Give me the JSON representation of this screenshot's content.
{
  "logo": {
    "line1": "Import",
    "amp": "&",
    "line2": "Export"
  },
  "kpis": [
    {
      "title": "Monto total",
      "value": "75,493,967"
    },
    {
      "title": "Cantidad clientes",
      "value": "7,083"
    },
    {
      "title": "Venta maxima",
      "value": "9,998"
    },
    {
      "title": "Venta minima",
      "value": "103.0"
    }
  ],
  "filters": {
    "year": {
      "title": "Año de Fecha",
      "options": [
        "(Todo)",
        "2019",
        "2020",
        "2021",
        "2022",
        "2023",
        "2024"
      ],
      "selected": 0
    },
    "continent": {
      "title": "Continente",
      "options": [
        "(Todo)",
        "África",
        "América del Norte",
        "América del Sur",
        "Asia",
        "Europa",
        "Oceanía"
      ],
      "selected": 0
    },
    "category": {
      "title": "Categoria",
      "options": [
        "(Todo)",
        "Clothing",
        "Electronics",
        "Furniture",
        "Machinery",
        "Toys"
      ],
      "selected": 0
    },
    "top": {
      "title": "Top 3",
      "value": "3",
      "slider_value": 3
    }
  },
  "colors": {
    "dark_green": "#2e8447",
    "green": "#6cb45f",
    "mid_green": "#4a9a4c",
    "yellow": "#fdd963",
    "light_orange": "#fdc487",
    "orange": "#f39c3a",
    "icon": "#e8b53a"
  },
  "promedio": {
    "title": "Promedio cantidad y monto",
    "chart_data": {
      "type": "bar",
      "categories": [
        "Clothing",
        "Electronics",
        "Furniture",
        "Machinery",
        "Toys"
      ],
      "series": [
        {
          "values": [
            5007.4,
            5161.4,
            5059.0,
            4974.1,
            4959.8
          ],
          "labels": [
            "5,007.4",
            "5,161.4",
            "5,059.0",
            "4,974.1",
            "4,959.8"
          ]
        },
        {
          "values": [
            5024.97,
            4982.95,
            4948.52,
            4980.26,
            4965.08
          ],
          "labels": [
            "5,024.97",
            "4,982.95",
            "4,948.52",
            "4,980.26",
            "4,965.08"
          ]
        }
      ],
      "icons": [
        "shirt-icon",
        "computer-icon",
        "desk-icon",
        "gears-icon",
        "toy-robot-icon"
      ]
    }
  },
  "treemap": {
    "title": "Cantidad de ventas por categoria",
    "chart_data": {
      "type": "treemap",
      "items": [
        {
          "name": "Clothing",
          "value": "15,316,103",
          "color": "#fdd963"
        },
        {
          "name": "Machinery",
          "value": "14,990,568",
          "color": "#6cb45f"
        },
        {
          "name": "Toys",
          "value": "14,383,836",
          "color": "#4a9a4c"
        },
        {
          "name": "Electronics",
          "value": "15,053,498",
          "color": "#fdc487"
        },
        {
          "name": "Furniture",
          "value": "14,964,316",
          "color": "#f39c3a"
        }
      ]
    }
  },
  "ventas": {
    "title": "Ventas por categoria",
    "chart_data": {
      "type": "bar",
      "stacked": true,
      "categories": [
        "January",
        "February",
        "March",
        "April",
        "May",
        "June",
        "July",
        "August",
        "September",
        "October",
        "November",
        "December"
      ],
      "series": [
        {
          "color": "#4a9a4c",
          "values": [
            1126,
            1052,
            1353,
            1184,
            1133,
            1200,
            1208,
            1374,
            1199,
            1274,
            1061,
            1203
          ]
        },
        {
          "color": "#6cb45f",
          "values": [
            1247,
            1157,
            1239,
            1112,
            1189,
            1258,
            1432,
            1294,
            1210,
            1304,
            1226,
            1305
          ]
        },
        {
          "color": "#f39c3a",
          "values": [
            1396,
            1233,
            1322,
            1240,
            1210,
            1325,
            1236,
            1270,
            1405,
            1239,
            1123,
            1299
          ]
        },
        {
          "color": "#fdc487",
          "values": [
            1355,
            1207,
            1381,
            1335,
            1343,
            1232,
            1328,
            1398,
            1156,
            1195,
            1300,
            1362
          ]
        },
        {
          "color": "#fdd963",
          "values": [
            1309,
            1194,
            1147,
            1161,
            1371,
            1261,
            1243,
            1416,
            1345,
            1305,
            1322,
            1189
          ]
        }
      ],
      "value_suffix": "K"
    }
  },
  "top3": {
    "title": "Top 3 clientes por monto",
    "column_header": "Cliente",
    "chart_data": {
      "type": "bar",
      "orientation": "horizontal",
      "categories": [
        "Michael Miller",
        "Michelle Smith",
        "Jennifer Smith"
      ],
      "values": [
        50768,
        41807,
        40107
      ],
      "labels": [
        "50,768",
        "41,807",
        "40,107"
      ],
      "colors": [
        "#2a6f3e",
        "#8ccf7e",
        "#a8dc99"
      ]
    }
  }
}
* * * * * * *
→ Problem to work on
Reproduce all data above, unchanged.

→ The solution
Give me the JSON representation of this screenshot's content.
{
  "logo": {
    "line1": "Import",
    "amp": "&",
    "line2": "Export"
  },
  "kpis": [
    {
      "title": "Monto total",
      "value": "75,493,967"
    },
    {
      "title": "Cantidad clientes",
      "value": "7,083"
    },
    {
      "title": "Venta maxima",
      "value": "9,998"
    },
    {
      "title": "Venta minima",
      "value": "103.0"
    }
  ],
  "filters": {
    "year": {
      "title": "Año de Fecha",
      "options": [
        "(Todo)",
        "2019",
        "2020",
        "2021",
        "2022",
        "2023",
        "2024"
      ],
      "selected": 0
    },
    "continent": {
      "title": "Continente",
      "options": [
        "(Todo)",
        "África",
        "América del Norte",
        "América del Sur",
        "Asia",
        "Europa",
        "Oceanía"
      ],
      "selected": 0
    },
    "category": {
      "title": "Categoria",
      "options": [
        "(Todo)",
        "Clothing",
        "Electronics",
        "Furniture",
        "Machinery",
        "Toys"
      ],
      "selected": 0
    },
    "top": {
      "title": "Top 3",
      "value": "3",
      "slider_value": 3
    }
  },
  "colors": {
    "dark_green": "#2e8447",
    "green": "#6cb45f",
    "mid_green": "#4a9a4c",
    "yellow": "#fdd963",
    "light_orange": "#fdc487",
    "orange": "#f39c3a",
    "icon": "#e8b53a"
  },
  "promedio": {
    "title": "Promedio cantidad y monto",
    "chart_data": {
      "type": "bar",
      "categories": [
        "Clothing",
        "Electronics",
        "Furniture",
        "Machinery",
        "Toys"
      ],
      "series": [
        {
          "values": [
            5007.4,
            5161.4,
            5059.0,
            4974.1,
            4959.8
          ],
          "labels": [
            "5,007.4",
            "5,161.4",
            "5,059.0",
            "4,974.1",
            "4,959.8"
          ]
        },
        {
          "values": [
            5024.97,
            4982.95,
            4948.52,
            4980.26,
            4965.08
          ],
          "labels": [
            "5,024.97",
            "4,982.95",
            "4,948.52",
            "4,980.26",
            "4,965.08"
          ]
        }
      ],
      "icons": [
        "shirt-icon",
        "computer-icon",
        "desk-icon",
        "gears-icon",
        "toy-robot-icon"
      ]
    }
  },
  "treemap": {
    "title": "Cantidad de ventas por categoria",
    "chart_data": {
      "type": "treemap",
      "items": [
        {
          "name": "Clothing",
          "value": "15,316,103",
          "color": "#fdd963"
        },
        {
          "name": "Machinery",
          "value": "14,990,568",
          "color": "#6cb45f"
        },
        {
          "name": "Toys",
          "value": "14,383,836",
          "color": "#4a9a4c"
        },
        {
          "name": "Electronics",
          "value": "15,053,498",
          "color": "#fdc487"
        },
        {
          "name": "Furniture",
          "value": "14,964,316",
          "color": "#f39c3a"
        }
      ]
    }
  },
  "ventas": {
    "title": "Ventas por categoria",
    "chart_data": {
      "type": "bar",
      "stacked": true,
      "categories": [
        "January",
        "February",
        "March",
        "April",
        "May",
        "June",
        "July",
        "August",
        "September",
        "October",
        "November",
        "December"
      ],
      "series": [
        {
          "color": "#4a9a4c",
          "values": [
            1126,
            1052,
            1353,
            1184,
            1133,
            1200,
            1208,
            1374,
            1199,
            1274,
            1061,
            1203
          ]
        },
        {
          "color": "#6cb45f",
          "values": [
            1247,
            1157,
            1239,
            1112,
            1189,
            1258,
            1432,
            1294,
            1210,
            1304,
            1226,
            1305
          ]
        },
        {
          "color": "#f39c3a",
          "values": [
            1396,
            1233,
            1322,
            1240,
            1210,
            1325,
            1236,
            1270,
            1405,
            1239,
            1123,
            1299
          ]
        },
        {
          "color": "#fdc487",
          "values": [
            1355,
            1207,
            1381,
            1335,
            1343,
            1232,
            1328,
            1398,
            1156,
            1195,
            1300,
            1362
          ]
        },
        {
          "color": "#fdd963",
          "values": [
            1309,
            1194,
            1147,
            1161,
            1371,
            1261,
            1243,
            1416,
            1345,
            1305,
            1322,
            1189
          ]
        }
      ],
      "value_suffix": "K"
    }
  },
  "top3": {
    "title": "Top 3 clientes por monto",
    "column_header": "Cliente",
    "chart_data": {
      "type": "bar",
      "orientation": "horizontal",
      "categories": [
        "Michael Miller",
        "Michelle Smith",
        "Jennifer Smith"
      ],
      "values": [
        50768,
        41807,
        40107
      ],
      "labels": [
        "50,768",
        "41,807",
        "40,107"
      ],
      "colors": [
        "#2a6f3e",
        "#8ccf7e",
        "#a8dc99"
      ]
    }
  }
}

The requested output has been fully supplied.